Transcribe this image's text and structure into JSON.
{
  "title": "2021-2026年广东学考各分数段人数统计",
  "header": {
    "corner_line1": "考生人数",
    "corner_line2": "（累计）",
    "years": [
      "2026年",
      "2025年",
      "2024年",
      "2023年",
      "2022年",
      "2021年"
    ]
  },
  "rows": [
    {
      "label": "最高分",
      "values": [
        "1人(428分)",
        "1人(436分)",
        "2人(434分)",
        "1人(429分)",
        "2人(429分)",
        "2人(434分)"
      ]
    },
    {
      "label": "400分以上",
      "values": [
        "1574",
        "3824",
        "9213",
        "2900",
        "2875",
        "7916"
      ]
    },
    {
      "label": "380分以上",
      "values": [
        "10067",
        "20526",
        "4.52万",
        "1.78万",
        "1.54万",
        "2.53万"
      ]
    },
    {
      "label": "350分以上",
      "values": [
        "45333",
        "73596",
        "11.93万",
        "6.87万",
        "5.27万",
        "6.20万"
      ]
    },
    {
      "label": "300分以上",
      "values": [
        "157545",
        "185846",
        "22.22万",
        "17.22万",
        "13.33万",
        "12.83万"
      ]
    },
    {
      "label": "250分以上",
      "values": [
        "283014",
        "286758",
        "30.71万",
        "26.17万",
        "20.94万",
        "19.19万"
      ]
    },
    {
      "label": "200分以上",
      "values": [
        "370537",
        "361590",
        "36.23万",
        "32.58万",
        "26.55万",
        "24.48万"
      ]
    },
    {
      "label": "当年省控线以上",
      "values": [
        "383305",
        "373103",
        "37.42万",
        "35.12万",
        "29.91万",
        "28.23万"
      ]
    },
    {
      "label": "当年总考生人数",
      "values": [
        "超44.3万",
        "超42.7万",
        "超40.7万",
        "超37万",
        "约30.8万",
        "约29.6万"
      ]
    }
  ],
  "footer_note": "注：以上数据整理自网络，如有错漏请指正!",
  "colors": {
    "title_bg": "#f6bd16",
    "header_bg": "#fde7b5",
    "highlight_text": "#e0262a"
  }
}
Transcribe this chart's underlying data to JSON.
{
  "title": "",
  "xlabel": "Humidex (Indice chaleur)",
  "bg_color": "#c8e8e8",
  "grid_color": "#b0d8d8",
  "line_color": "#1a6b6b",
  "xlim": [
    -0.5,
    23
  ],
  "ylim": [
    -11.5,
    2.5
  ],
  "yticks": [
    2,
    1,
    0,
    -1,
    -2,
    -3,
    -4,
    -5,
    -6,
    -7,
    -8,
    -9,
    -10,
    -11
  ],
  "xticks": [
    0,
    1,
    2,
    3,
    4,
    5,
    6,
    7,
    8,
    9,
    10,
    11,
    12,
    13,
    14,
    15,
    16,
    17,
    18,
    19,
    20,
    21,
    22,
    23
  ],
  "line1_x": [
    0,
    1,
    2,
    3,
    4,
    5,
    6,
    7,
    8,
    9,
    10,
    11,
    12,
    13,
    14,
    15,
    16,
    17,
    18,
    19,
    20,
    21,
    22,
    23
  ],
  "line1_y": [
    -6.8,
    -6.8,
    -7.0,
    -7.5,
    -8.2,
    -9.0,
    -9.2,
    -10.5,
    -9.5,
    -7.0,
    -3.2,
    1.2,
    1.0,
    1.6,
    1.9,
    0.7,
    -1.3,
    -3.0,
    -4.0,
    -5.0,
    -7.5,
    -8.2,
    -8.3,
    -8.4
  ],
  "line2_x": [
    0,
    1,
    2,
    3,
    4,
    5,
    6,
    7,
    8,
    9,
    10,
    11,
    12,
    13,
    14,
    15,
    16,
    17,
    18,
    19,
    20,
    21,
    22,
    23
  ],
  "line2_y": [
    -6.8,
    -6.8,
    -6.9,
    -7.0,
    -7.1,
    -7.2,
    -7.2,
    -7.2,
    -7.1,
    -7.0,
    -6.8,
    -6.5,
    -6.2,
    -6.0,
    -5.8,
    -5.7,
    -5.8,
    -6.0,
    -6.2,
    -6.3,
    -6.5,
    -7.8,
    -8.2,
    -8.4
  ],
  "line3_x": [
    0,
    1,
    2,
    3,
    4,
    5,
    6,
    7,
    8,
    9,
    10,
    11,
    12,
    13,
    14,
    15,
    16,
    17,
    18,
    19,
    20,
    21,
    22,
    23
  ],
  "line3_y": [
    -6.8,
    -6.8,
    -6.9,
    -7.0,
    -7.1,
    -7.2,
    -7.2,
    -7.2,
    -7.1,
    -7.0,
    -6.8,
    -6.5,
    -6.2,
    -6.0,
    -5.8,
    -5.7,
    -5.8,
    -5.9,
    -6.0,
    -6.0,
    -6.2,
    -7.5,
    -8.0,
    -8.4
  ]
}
══════
**Your goal:** Repeat the records above exactly as they appear.

**Problem solution:**
Transcribe this image's text and structure into JSON.
{
  "title": "2021-2026年广东学考各分数段人数统计",
  "header": {
    "corner_line1": "考生人数",
    "corner_line2": "（累计）",
    "years": [
      "2026年",
      "2025年",
      "2024年",
      "2023年",
      "2022年",
      "2021年"
    ]
  },
  "rows": [
    {
      "label": "最高分",
      "values": [
        "1人(428分)",
        "1人(436分)",
        "2人(434分)",
        "1人(429分)",
        "2人(429分)",
        "2人(434分)"
      ]
    },
    {
      "label": "400分以上",
      "values": [
        "1574",
        "3824",
        "9213",
        "2900",
        "2875",
        "7916"
      ]
    },
    {
      "label": "380分以上",
      "values": [
        "10067",
        "20526",
        "4.52万",
        "1.78万",
        "1.54万",
        "2.53万"
      ]
    },
    {
      "label": "350分以上",
      "values": [
        "45333",
        "73596",
        "11.93万",
        "6.87万",
        "5.27万",
        "6.20万"
      ]
    },
    {
      "label": "300分以上",
      "values": [
        "157545",
        "185846",
        "22.22万",
        "17.22万",
        "13.33万",
        "12.83万"
      ]
    },
    {
      "label": "250分以上",
      "values": [
        "283014",
        "286758",
        "30.71万",
        "26.17万",
        "20.94万",
        "19.19万"
      ]
    },
    {
      "label": "200分以上",
      "values": [
        "370537",
        "361590",
        "36.23万",
        "32.58万",
        "26.55万",
        "24.48万"
      ]
    },
    {
      "label": "当年省控线以上",
      "values": [
        "383305",
        "373103",
        "37.42万",
        "35.12万",
        "29.91万",
        "28.23万"
      ]
    },
    {
      "label": "当年总考生人数",
      "values": [
        "超44.3万",
        "超42.7万",
        "超40.7万",
        "超37万",
        "约30.8万",
        "约29.6万"
      ]
    }
  ],
  "footer_note": "注：以上数据整理自网络，如有错漏请指正!",
  "colors": {
    "title_bg": "#f6bd16",
    "header_bg": "#fde7b5",
    "highlight_text": "#e0262a"
  }
}
Transcribe this chart's underlying data to JSON.
{
  "title": "",
  "xlabel": "Humidex (Indice chaleur)",
  "bg_color": "#c8e8e8",
  "grid_color": "#b0d8d8",
  "line_color": "#1a6b6b",
  "xlim": [
    -0.5,
    23
  ],
  "ylim": [
    -11.5,
    2.5
  ],
  "yticks": [
    2,
    1,
    0,
    -1,
    -2,
    -3,
    -4,
    -5,
    -6,
    -7,
    -8,
    -9,
    -10,
    -11
  ],
  "xticks": [
    0,
    1,
    2,
    3,
    4,
    5,
    6,
    7,
    8,
    9,
    10,
    11,
    12,
    13,
    14,
    15,
    16,
    17,
    18,
    19,
    20,
    21,
    22,
    23
  ],
  "line1_x": [
    0,
    1,
    2,
    3,
    4,
    5,
    6,
    7,
    8,
    9,
    10,
    11,
    12,
    13,
    14,
    15,
    16,
    17,
    18,
    19,
    20,
    21,
    22,
    23
  ],
  "line1_y": [
    -6.8,
    -6.8,
    -7.0,
    -7.5,
    -8.2,
    -9.0,
    -9.2,
    -10.5,
    -9.5,
    -7.0,
    -3.2,
    1.2,
    1.0,
    1.6,
    1.9,
    0.7,
    -1.3,
    -3.0,
    -4.0,
    -5.0,
    -7.5,
    -8.2,
    -8.3,
    -8.4
  ],
  "line2_x": [
    0,
    1,
    2,
    3,
    4,
    5,
    6,
    7,
    8,
    9,
    10,
    11,
    12,
    13,
    14,
    15,
    16,
    17,
    18,
    19,
    20,
    21,
    22,
    23
  ],
  "line2_y": [
    -6.8,
    -6.8,
    -6.9,
    -7.0,
    -7.1,
    -7.2,
    -7.2,
    -7.2,
    -7.1,
    -7.0,
    -6.8,
    -6.5,
    -6.2,
    -6.0,
    -5.8,
    -5.7,
    -5.8,
    -6.0,
    -6.2,
    -6.3,
    -6.5,
    -7.8,
    -8.2,
    -8.4
  ],
  "line3_x": [
    0,
    1,
    2,
    3,
    4,
    5,
    6,
    7,
    8,
    9,
    10,
    11,
    12,
    13,
    14,
    15,
    16,
    17,
    18,
    19,
    20,
    21,
    22,
    23
  ],
  "line3_y": [
    -6.8,
    -6.8,
    -6.9,
    -7.0,
    -7.1,
    -7.2,
    -7.2,
    -7.2,
    -7.1,
    -7.0,
    -6.8,
    -6.5,
    -6.2,
    -6.0,
    -5.8,
    -5.7,
    -5.8,
    -5.9,
    -6.0,
    -6.0,
    -6.2,
    -7.5,
    -8.0,
    -8.4
  ]
}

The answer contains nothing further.